State how many lines of the entries hold the string "临汾市期末". Reply with the number alone.

### Data for this task
---

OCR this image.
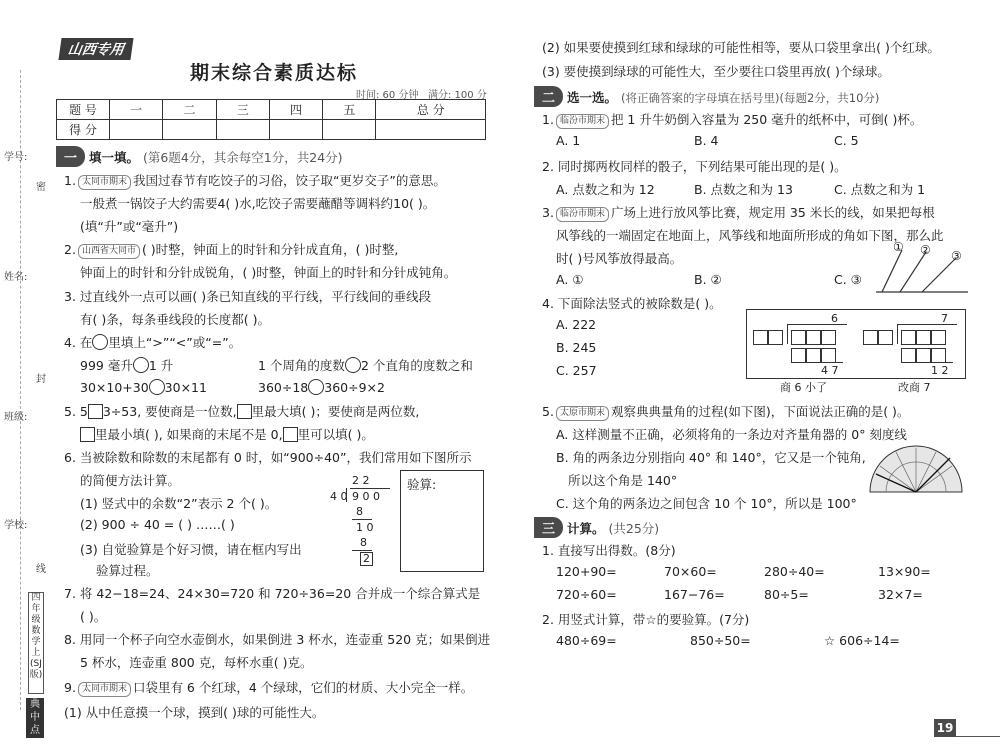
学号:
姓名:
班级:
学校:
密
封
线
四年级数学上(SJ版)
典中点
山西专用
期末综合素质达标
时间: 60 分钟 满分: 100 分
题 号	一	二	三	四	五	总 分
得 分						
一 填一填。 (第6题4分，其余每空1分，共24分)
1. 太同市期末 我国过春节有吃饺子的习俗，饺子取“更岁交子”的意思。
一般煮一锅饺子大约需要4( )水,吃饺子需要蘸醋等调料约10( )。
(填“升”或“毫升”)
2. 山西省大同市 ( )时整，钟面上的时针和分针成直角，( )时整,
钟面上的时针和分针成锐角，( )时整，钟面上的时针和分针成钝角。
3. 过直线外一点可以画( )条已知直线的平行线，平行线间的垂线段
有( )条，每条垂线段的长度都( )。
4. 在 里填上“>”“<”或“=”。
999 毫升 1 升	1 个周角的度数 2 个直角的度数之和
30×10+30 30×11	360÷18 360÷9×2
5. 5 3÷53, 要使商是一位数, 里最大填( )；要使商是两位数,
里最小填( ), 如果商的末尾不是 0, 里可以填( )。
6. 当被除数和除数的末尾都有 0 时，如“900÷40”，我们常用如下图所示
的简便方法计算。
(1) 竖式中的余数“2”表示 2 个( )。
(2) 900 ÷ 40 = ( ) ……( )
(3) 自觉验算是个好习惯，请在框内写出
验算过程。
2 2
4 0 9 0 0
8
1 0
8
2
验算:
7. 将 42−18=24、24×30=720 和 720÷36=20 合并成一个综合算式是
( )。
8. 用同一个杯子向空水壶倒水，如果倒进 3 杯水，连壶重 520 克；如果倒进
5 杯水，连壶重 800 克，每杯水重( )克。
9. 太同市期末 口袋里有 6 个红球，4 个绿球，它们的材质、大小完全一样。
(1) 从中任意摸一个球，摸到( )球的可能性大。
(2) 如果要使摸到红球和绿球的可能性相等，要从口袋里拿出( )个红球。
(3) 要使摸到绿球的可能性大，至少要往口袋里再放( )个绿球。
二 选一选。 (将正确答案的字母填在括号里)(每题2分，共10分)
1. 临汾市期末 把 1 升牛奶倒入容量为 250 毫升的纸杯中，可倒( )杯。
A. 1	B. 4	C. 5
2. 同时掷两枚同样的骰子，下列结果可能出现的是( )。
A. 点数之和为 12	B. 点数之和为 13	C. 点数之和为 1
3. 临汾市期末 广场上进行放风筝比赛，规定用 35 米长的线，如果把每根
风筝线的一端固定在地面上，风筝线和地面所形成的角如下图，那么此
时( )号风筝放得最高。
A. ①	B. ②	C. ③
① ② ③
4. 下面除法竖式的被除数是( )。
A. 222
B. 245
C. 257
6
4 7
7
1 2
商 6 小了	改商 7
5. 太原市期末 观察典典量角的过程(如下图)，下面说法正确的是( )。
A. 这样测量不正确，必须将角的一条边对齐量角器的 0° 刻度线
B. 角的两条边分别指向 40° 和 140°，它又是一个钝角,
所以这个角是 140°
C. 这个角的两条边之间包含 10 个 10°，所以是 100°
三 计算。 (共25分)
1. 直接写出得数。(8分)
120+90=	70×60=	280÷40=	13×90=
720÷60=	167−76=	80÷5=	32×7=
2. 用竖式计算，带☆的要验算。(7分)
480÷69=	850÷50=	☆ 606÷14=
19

---

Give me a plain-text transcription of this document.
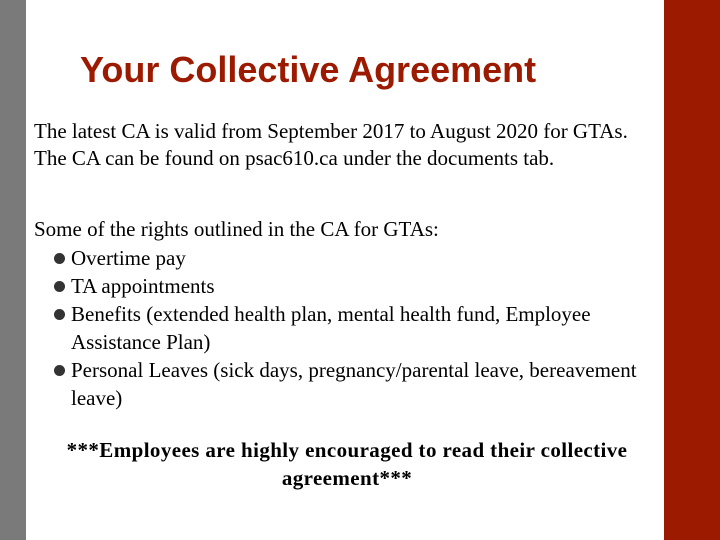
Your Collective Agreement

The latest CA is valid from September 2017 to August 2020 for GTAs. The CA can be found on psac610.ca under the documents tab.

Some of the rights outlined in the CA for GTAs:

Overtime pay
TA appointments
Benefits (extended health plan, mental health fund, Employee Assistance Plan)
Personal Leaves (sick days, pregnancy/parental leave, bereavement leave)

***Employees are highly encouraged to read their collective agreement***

---

### Answer to the problem
2